In the listing below, locate the lines that hold the string "name". Copy those lines.
════
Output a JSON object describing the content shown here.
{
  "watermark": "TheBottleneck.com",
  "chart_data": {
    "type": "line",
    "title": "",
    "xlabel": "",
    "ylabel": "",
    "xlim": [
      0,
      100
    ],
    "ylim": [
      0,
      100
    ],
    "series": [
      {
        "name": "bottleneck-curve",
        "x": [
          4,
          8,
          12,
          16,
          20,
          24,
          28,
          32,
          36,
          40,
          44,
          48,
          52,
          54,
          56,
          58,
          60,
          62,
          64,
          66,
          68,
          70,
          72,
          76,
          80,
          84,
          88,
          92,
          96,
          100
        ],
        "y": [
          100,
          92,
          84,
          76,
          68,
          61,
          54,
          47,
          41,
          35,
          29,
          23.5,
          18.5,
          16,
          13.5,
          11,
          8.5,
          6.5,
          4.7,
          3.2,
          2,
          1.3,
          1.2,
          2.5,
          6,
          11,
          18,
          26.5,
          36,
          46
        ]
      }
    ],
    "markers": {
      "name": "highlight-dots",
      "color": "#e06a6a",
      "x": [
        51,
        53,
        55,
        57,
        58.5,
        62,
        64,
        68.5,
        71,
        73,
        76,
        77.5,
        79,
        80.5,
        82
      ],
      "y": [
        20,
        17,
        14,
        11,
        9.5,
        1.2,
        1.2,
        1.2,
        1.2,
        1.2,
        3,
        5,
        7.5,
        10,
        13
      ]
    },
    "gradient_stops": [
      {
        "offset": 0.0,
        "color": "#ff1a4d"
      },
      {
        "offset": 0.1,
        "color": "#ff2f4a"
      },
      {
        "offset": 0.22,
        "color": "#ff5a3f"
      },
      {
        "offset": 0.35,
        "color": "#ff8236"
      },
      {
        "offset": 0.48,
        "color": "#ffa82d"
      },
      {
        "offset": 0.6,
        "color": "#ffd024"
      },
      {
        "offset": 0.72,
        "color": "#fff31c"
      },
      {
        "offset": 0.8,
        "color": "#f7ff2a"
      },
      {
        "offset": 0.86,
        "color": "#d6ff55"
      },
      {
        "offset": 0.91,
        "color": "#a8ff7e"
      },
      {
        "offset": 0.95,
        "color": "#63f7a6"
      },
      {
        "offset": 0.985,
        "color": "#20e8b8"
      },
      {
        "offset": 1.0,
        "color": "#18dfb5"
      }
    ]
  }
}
════
**Final result:**
        "name": "bottleneck-curve",
      "name": "highlight-dots",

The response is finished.